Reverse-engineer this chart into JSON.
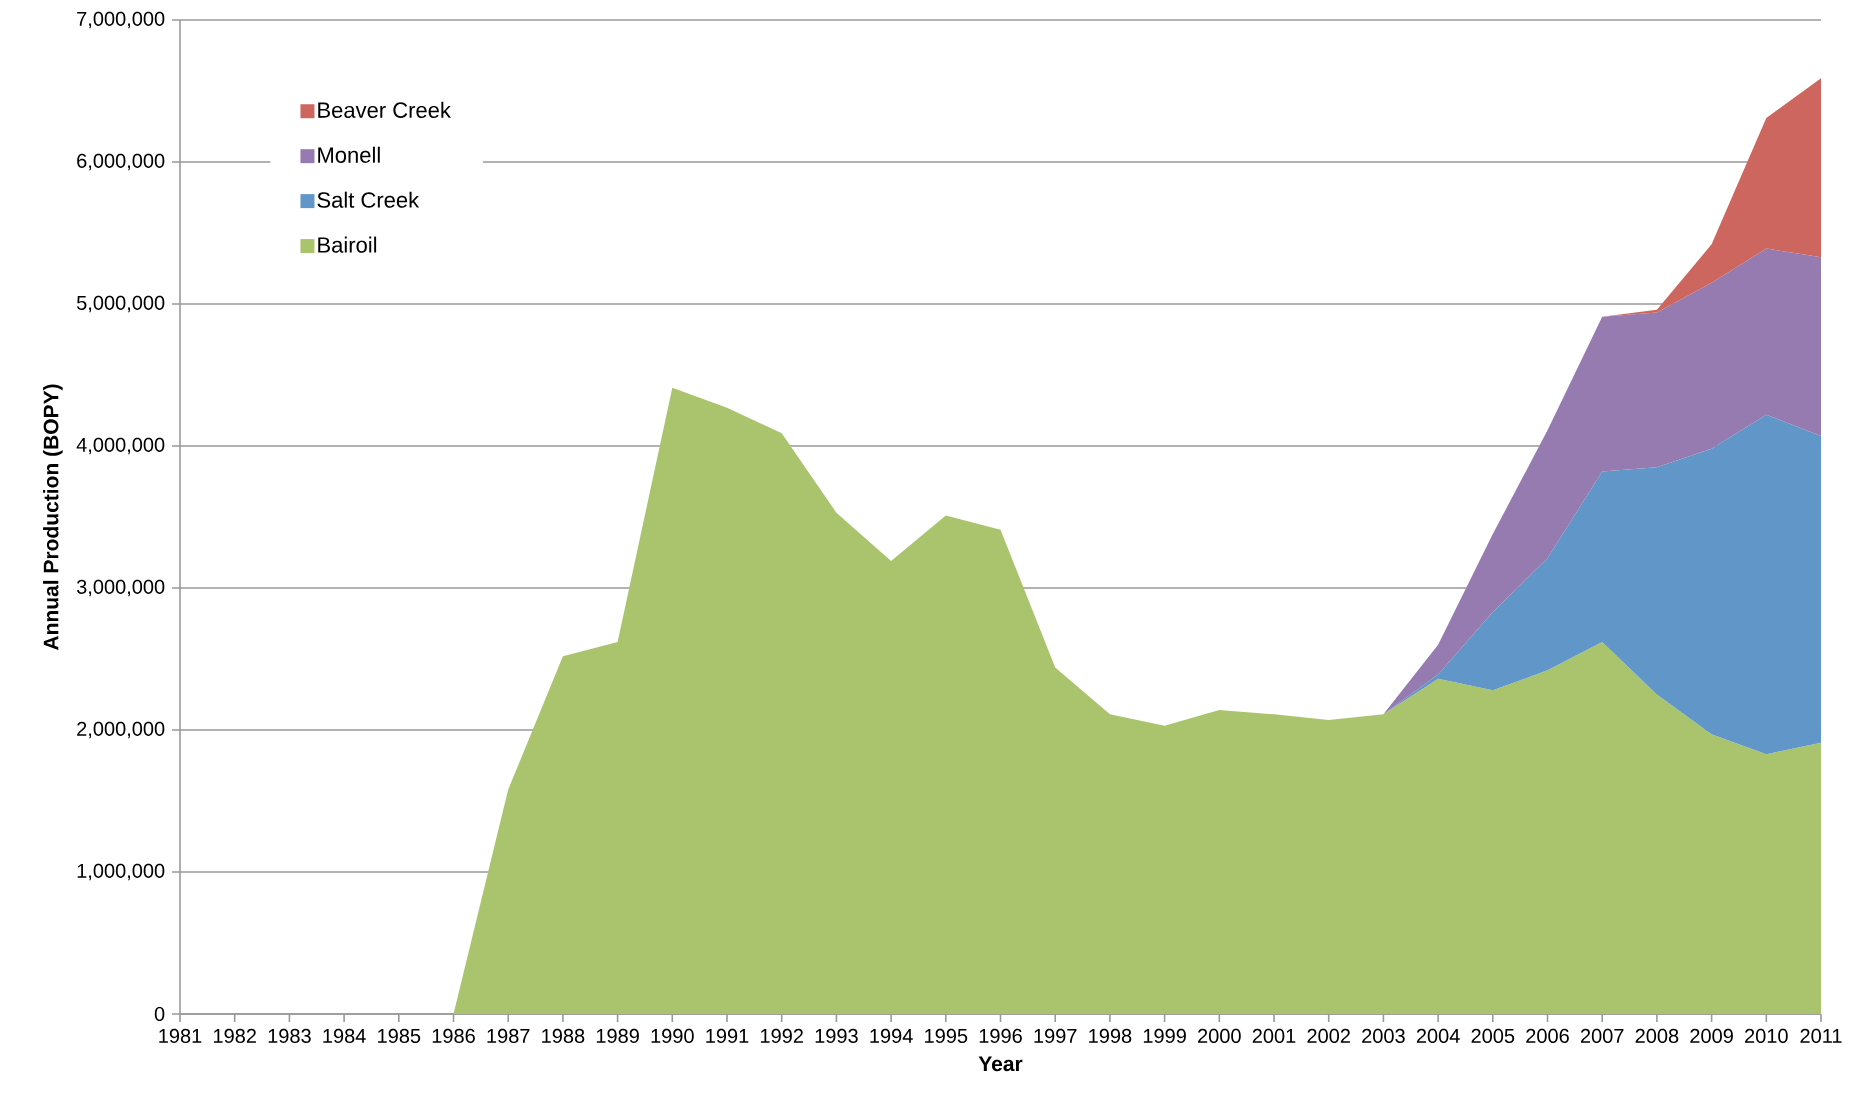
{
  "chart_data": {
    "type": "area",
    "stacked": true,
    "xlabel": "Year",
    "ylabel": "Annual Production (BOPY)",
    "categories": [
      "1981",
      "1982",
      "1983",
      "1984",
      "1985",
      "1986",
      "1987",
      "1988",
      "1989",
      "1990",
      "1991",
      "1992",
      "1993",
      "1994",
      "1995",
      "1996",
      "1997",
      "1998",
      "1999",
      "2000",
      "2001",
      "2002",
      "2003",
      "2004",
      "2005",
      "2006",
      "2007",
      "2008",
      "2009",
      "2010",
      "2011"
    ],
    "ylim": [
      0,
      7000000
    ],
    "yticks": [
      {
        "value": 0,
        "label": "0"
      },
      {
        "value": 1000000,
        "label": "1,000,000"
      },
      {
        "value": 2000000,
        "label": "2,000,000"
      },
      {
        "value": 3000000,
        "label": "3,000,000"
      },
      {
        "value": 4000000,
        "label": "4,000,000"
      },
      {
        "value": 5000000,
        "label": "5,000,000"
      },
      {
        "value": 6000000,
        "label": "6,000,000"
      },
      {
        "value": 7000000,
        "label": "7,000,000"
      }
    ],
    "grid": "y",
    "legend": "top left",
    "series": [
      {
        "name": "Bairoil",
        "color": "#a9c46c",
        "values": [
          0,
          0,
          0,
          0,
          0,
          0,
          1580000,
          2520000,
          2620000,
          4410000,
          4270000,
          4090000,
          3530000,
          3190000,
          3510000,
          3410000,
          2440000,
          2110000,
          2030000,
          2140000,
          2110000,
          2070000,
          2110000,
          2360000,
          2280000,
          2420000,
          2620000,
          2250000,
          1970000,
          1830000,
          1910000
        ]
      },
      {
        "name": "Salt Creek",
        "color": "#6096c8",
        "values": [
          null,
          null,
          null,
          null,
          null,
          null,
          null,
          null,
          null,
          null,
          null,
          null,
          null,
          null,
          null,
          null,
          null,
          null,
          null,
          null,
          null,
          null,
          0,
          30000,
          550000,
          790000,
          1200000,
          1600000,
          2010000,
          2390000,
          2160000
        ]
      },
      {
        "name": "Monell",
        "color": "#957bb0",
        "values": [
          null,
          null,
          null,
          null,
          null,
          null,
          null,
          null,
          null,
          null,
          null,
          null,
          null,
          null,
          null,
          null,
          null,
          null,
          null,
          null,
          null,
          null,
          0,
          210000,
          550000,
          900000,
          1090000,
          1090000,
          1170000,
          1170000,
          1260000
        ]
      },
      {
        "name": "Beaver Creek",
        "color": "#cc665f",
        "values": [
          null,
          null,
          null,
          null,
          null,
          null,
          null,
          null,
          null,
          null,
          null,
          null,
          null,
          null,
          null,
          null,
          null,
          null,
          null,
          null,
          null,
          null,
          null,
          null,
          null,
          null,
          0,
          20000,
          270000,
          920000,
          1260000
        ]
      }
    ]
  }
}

> [Set task] Which lines contain "color"? Copy each of them.

> [Written answer]
        "color": "#a9c46c",
        "color": "#6096c8",
        "color": "#957bb0",
        "color": "#cc665f",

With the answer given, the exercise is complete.